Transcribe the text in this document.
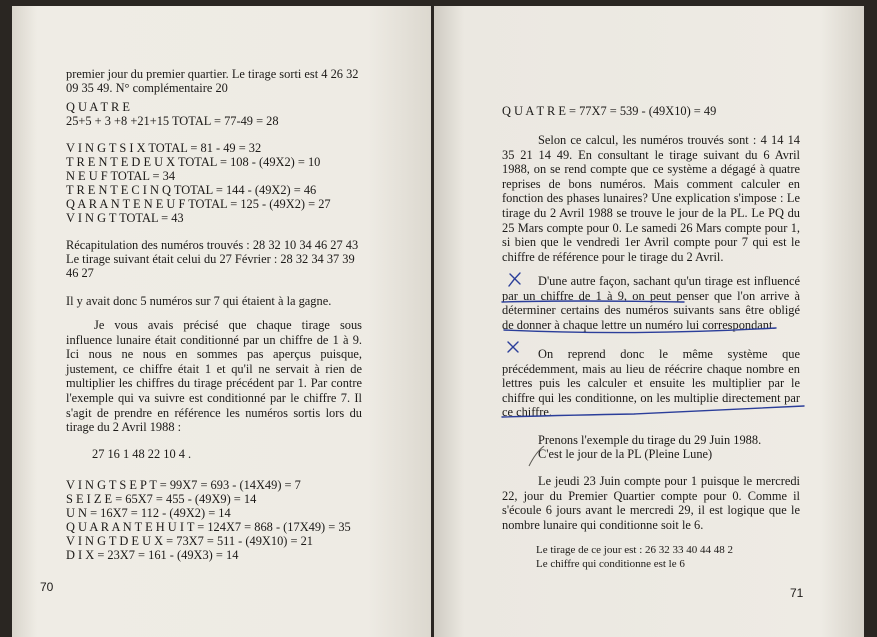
premier jour du premier quartier. Le tirage sorti est 4 26 32
09 35 49. N° complémentaire 20
Q U A T R E
25+5 + 3 +8 +21+15 TOTAL = 77-49 = 28
V I N G T S I X TOTAL = 81 - 49 = 32
T R E N T E D E U X TOTAL = 108 - (49X2) = 10
N E U F TOTAL = 34
T R E N T E C I N Q TOTAL = 144 - (49X2) = 46
Q A R A N T E N E U F TOTAL = 125 - (49X2) = 27
V I N G T TOTAL = 43
Récapitulation des numéros trouvés : 28 32 10 34 46 27 43
Le tirage suivant était celui du 27 Février : 28 32 34 37 39
46 27
Il y avait donc 5 numéros sur 7 qui étaient à la gagne.
Je vous avais précisé que chaque tirage sous influence lunaire était conditionné par un chiffre de 1 à 9. Ici nous ne nous en sommes pas aperçus puisque, justement, ce chiffre était 1 et qu'il ne servait à rien de multiplier les chiffres du tirage précédent par 1. Par contre l'exemple qui va suivre est conditionné par le chiffre 7. Il s'agit de prendre en référence les numéros sortis lors du tirage du 2 Avril 1988 :
27 16 1 48 22 10 4 .
V I N G T S E P T = 99X7 = 693 - (14X49) = 7
S E I Z E = 65X7 = 455 - (49X9) = 14
U N = 16X7 = 112 - (49X2) = 14
Q U A R A N T E H U I T = 124X7 = 868 - (17X49) = 35
V I N G T D E U X = 73X7 = 511 - (49X10) = 21
D I X = 23X7 = 161 - (49X3) = 14
70
Q U A T R E = 77X7 = 539 - (49X10) = 49
Selon ce calcul, les numéros trouvés sont : 4 14 14 35 21 14 49. En consultant le tirage suivant du 6 Avril 1988, on se rend compte que ce système a dégagé à quatre reprises de bons numéros. Mais comment calculer en fonction des phases lunaires? Une explication s'impose : Le tirage du 2 Avril 1988 se trouve le jour de la PL. Le PQ du 25 Mars compte pour 0. Le samedi 26 Mars compte pour 1, si bien que le vendredi 1er Avril compte pour 7 qui est le chiffre de référence pour le tirage du 2 Avril.
D'une autre façon, sachant qu'un tirage est influencé par un chiffre de 1 à 9, on peut penser que l'on arrive à déterminer certains des numéros suivants sans être obligé de donner à chaque lettre un numéro lui correspondant.
On reprend donc le même système que précédemment, mais au lieu de réécrire chaque nombre en lettres puis les calculer et ensuite les multiplier par le chiffre qui les conditionne, on les multiplie directement par ce chiffre.
Prenons l'exemple du tirage du 29 Juin 1988.
C'est le jour de la PL (Pleine Lune)
Le jeudi 23 Juin compte pour 1 puisque le mercredi 22, jour du Premier Quartier compte pour 0. Comme il s'écoule 6 jours avant le mercredi 29, il est logique que le nombre lunaire qui conditionne soit le 6.
Le tirage de ce jour est : 26 32 33 40 44 48 2
Le chiffre qui conditionne est le 6
71
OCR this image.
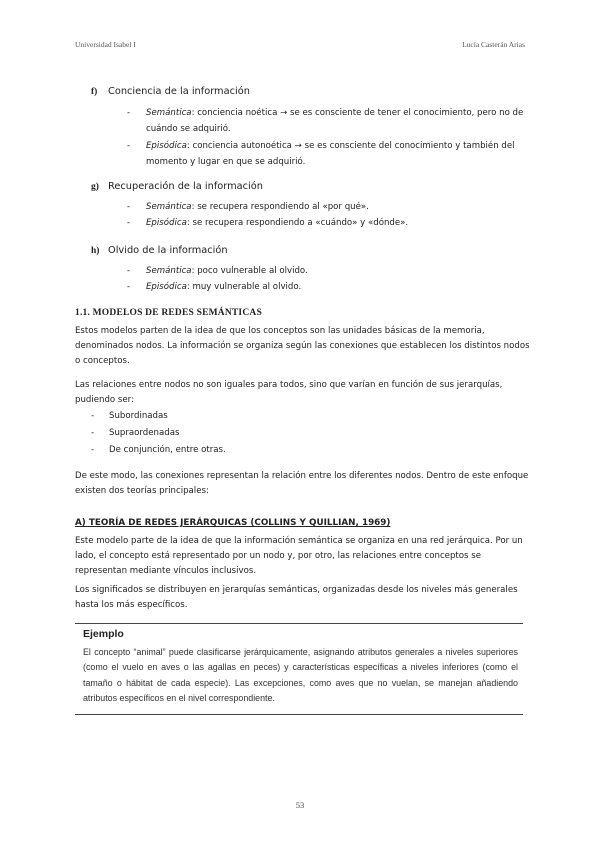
Universidad Isabel I	Lucía Casterán Arias
f) Conciencia de la información
- Semántica: conciencia noética → se es consciente de tener el conocimiento, pero no de cuándo se adquirió.
- Episódica: conciencia autonoética → se es consciente del conocimiento y también del momento y lugar en que se adquirió.
g) Recuperación de la información
- Semántica: se recupera respondiendo al «por qué».
- Episódica: se recupera respondiendo a «cuándo» y «dónde».
h) Olvido de la información
- Semántica: poco vulnerable al olvido.
- Episódica: muy vulnerable al olvido.
1.1. MODELOS DE REDES SEMÁNTICAS
Estos modelos parten de la idea de que los conceptos son las unidades básicas de la memoria, denominados nodos. La información se organiza según las conexiones que establecen los distintos nodos o conceptos.
Las relaciones entre nodos no son iguales para todos, sino que varían en función de sus jerarquías, pudiendo ser:
- Subordinadas
- Supraordenadas
- De conjunción, entre otras.
De este modo, las conexiones representan la relación entre los diferentes nodos. Dentro de este enfoque existen dos teorías principales:
A) TEORÍA DE REDES JERÁRQUICAS (COLLINS Y QUILLIAN, 1969)
Este modelo parte de la idea de que la información semántica se organiza en una red jerárquica. Por un lado, el concepto está representado por un nodo y, por otro, las relaciones entre conceptos se representan mediante vínculos inclusivos.
Los significados se distribuyen en jerarquías semánticas, organizadas desde los niveles más generales hasta los más específicos.
Ejemplo
El concepto “animal” puede clasificarse jerárquicamente, asignando atributos generales a niveles superiores (como el vuelo en aves o las agallas en peces) y características específicas a niveles inferiores (como el tamaño o hábitat de cada especie). Las excepciones, como aves que no vuelan, se manejan añadiendo atributos específicos en el nivel correspondiente.
53
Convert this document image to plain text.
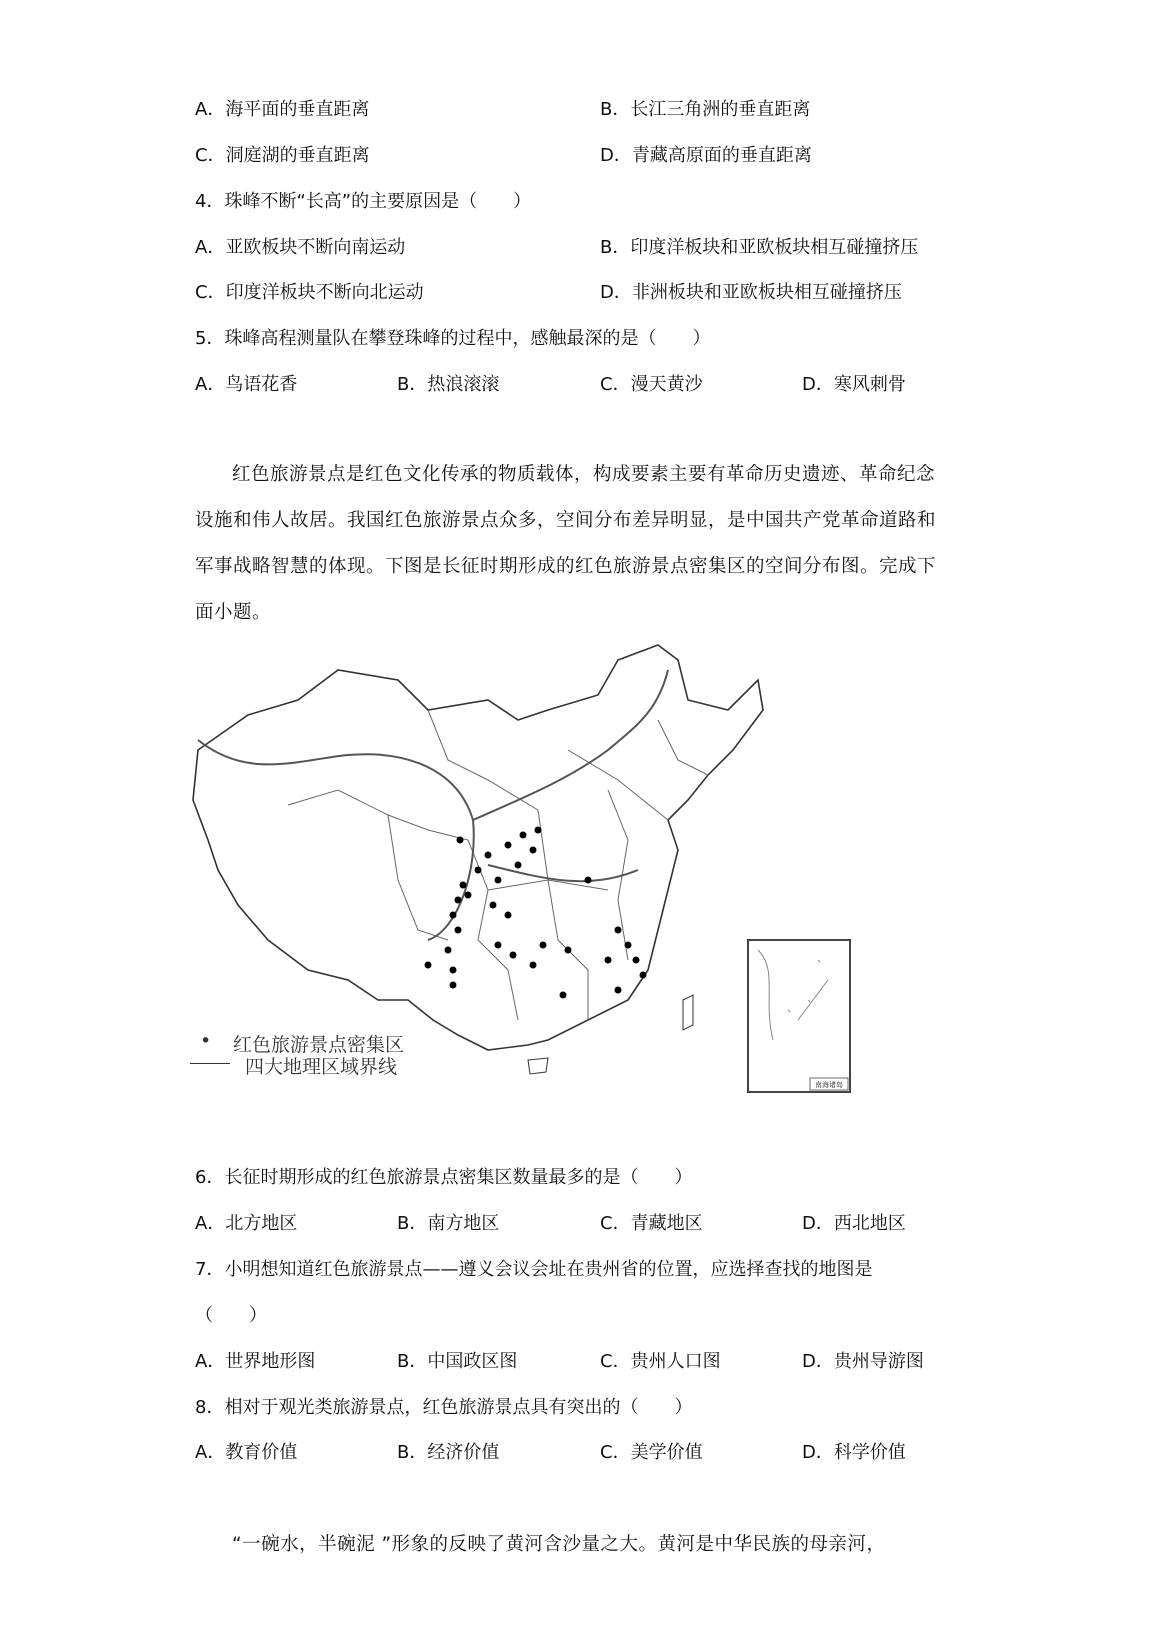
A．海平面的垂直距离	B．长江三角洲的垂直距离
C．洞庭湖的垂直距离	D．青藏高原面的垂直距离
4．珠峰不断“长高”的主要原因是（　　）
A．亚欧板块不断向南运动	B．印度洋板块和亚欧板块相互碰撞挤压
C．印度洋板块不断向北运动	D．非洲板块和亚欧板块相互碰撞挤压
5．珠峰高程测量队在攀登珠峰的过程中，感触最深的是（　　）
A．鸟语花香	B．热浪滚滚	C．漫天黄沙	D．寒风刺骨
红色旅游景点是红色文化传承的物质载体，构成要素主要有革命历史遗迹、革命纪念设施和伟人故居。我国红色旅游景点众多，空间分布差异明显，是中国共产党革命道路和军事战略智慧的体现。下图是长征时期形成的红色旅游景点密集区的空间分布图。完成下面小题。
南海诸岛
• 红色旅游景点密集区
四大地理区域界线
6．长征时期形成的红色旅游景点密集区数量最多的是（　　）
A．北方地区	B．南方地区	C．青藏地区	D．西北地区
7．小明想知道红色旅游景点——遵义会议会址在贵州省的位置，应选择查找的地图是
（　　）
A．世界地形图	B．中国政区图	C．贵州人口图	D．贵州导游图
8．相对于观光类旅游景点，红色旅游景点具有突出的（　　）
A．教育价值	B．经济价值	C．美学价值	D．科学价值
“一碗水，半碗泥 ”形象的反映了黄河含沙量之大。黄河是中华民族的母亲河，
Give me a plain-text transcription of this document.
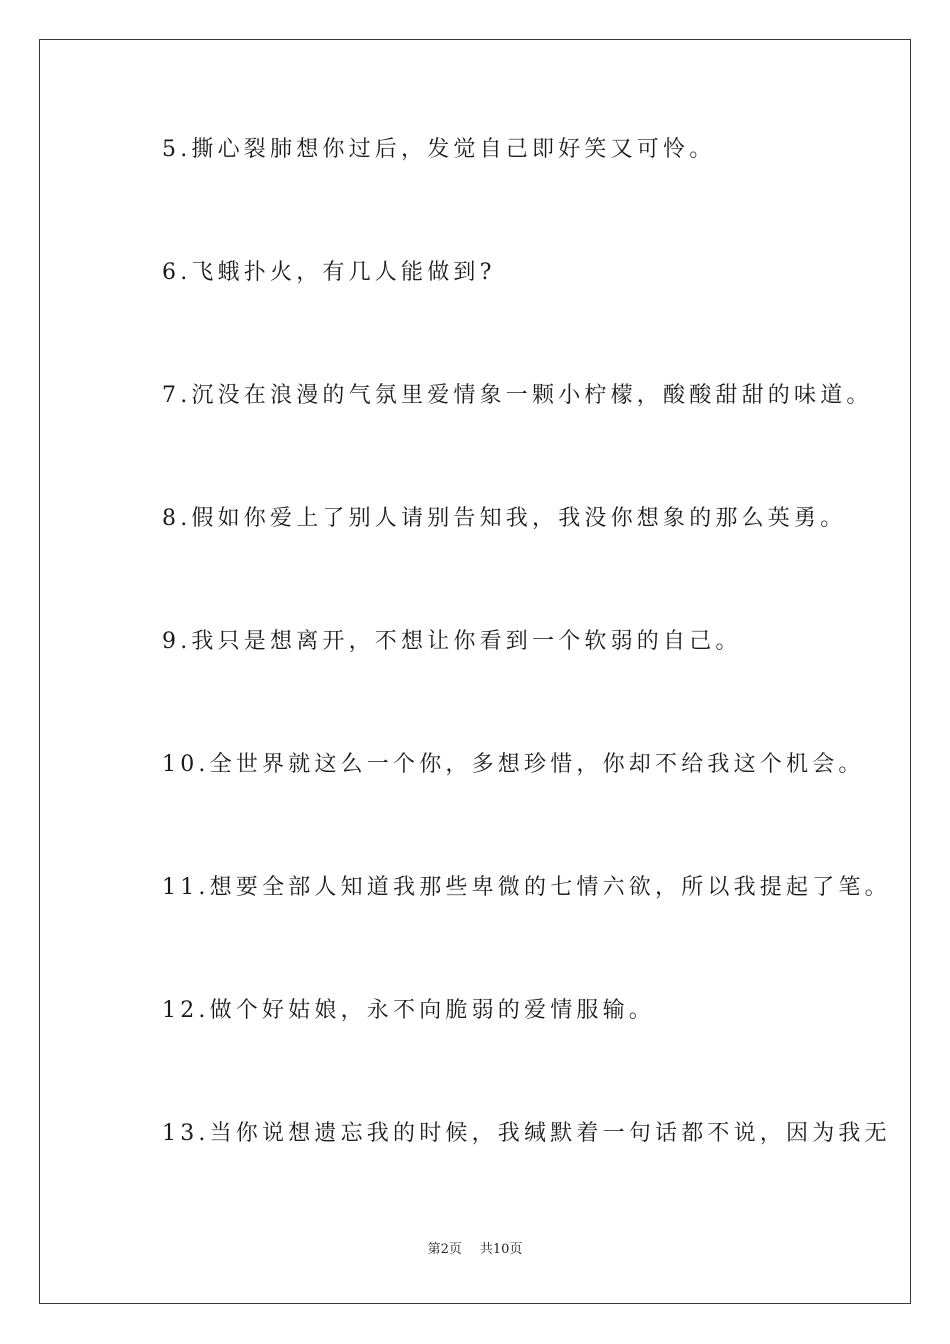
5.撕心裂肺想你过后，发觉自己即好笑又可怜。

6.飞蛾扑火，有几人能做到?

7.沉没在浪漫的气氛里爱情象一颗小柠檬，酸酸甜甜的味道。

8.假如你爱上了别人请别告知我，我没你想象的那么英勇。

9.我只是想离开，不想让你看到一个软弱的自己。

10.全世界就这么一个你，多想珍惜，你却不给我这个机会。

11.想要全部人知道我那些卑微的七情六欲，所以我提起了笔。

12.做个好姑娘，永不向脆弱的爱情服输。

13.当你说想遗忘我的时候，我缄默着一句话都不说，因为我无

第2页 共10页
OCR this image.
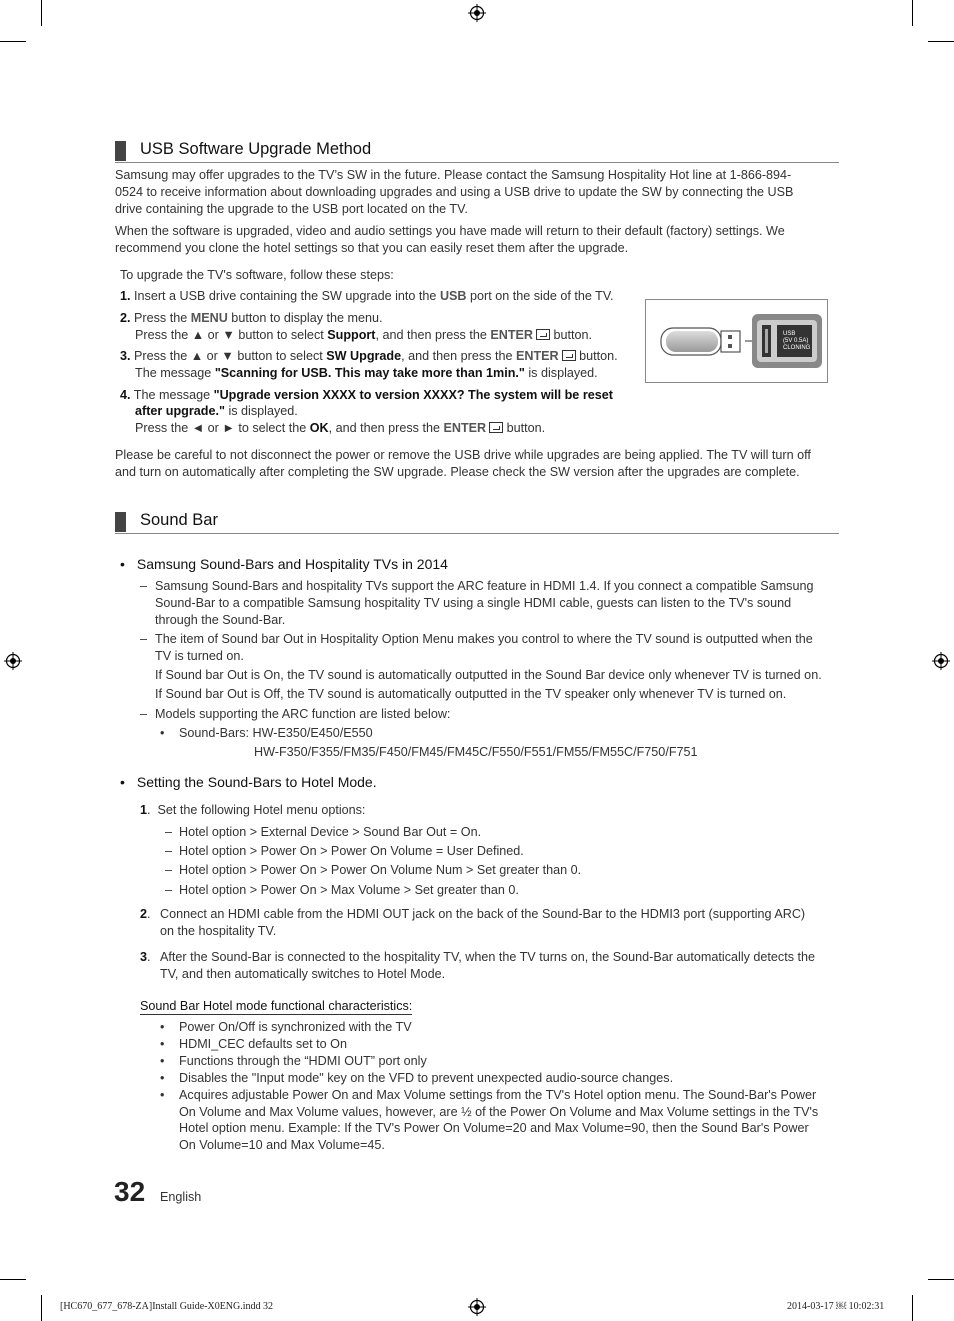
USB Software Upgrade Method

Samsung may offer upgrades to the TV’s SW in the future. Please contact the Samsung Hospitality Hot line at 1-866-894-
0524 to receive information about downloading upgrades and using a USB drive to update the SW by connecting the USB
drive containing the upgrade to the USB port located on the TV.

When the software is upgraded, video and audio settings you have made will return to their default (factory) settings. We
recommend you clone the hotel settings so that you can easily reset them after the upgrade.

To upgrade the TV's software, follow these steps:
1. Insert a USB drive containing the SW upgrade into the USB port on the side of the TV.
2. Press the MENU button to display the menu.
Press the ▲ or ▼ button to select Support, and then press the ENTER button.
3. Press the ▲ or ▼ button to select SW Upgrade, and then press the ENTER button.
The message "Scanning for USB. This may take more than 1min." is displayed.
4. The message "Upgrade version XXXX to version XXXX? The system will be reset
after upgrade." is displayed.
Press the ◄ or ► to select the OK, and then press the ENTER button.

Please be careful to not disconnect the power or remove the USB drive while upgrades are being applied. The TV will turn off
and turn on automatically after completing the SW upgrade. Please check the SW version after the upgrades are complete.

USB
(5V 0.5A)
CLONING
Sound Bar
• Samsung Sound-Bars and Hospitality TVs in 2014
– Samsung Sound-Bars and hospitality TVs support the ARC feature in HDMI 1.4. If you connect a compatible Samsung
Sound-Bar to a compatible Samsung hospitality TV using a single HDMI cable, guests can listen to the TV's sound
through the Sound-Bar.

– The item of Sound bar Out in Hospitality Option Menu makes you control to where the TV sound is outputted when the
TV is turned on.

If Sound bar Out is On, the TV sound is automatically outputted in the Sound Bar device only whenever TV is turned on.
If Sound bar Out is Off, the TV sound is automatically outputted in the TV speaker only whenever TV is turned on.
– Models supporting the ARC function are listed below:
• Sound-Bars: HW-E350/E450/E550
HW-F350/F355/FM35/F450/FM45/FM45C/F550/F551/FM55/FM55C/F750/F751
• Setting the Sound-Bars to Hotel Mode.
1.  Set the following Hotel menu options:
–  Hotel option > External Device > Sound Bar Out = On.
–  Hotel option > Power On > Power On Volume = User Defined.
–  Hotel option > Power On > Power On Volume Num > Set greater than 0.
–  Hotel option > Power On > Max Volume > Set greater than 0.
2. Connect an HDMI cable from the HDMI OUT jack on the back of the Sound-Bar to the HDMI3 port (supporting ARC)
on the hospitality TV.

3. After the Sound-Bar is connected to the hospitality TV, when the TV turns on, the Sound-Bar automatically detects the
TV, and then automatically switches to Hotel Mode.

Sound Bar Hotel mode functional characteristics:
• Power On/Off is synchronized with the TV
• HDMI_CEC defaults set to On
• Functions through the “HDMI OUT” port only
• Disables the "Input mode" key on the VFD to prevent unexpected audio-source changes.
• Acquires adjustable Power On and Max Volume settings from the TV's Hotel option menu. The Sound-Bar's Power
On Volume and Max Volume values, however, are ½ of the Power On Volume and Max Volume settings in the TV's
Hotel option menu. Example: If the TV's Power On Volume=20 and Max Volume=90, then the Sound Bar's Power
On Volume=10 and Max Volume=45.

32 English
[HC670_677_678-ZA]Install Guide-X0ENG.indd 32	2014-03-17 ￼ 10:02:31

* * * * * * *

* [Goal of the exercise] Make a list of all lines in the data that contain "cuándo".

* [Answer to this exercise]
- Semántica: conciencia noética → se es consciente de tener el conocimiento, pero no de cuándo se adquirió.
- Episódica: se recupera respondiendo a «cuándo» y «dónde».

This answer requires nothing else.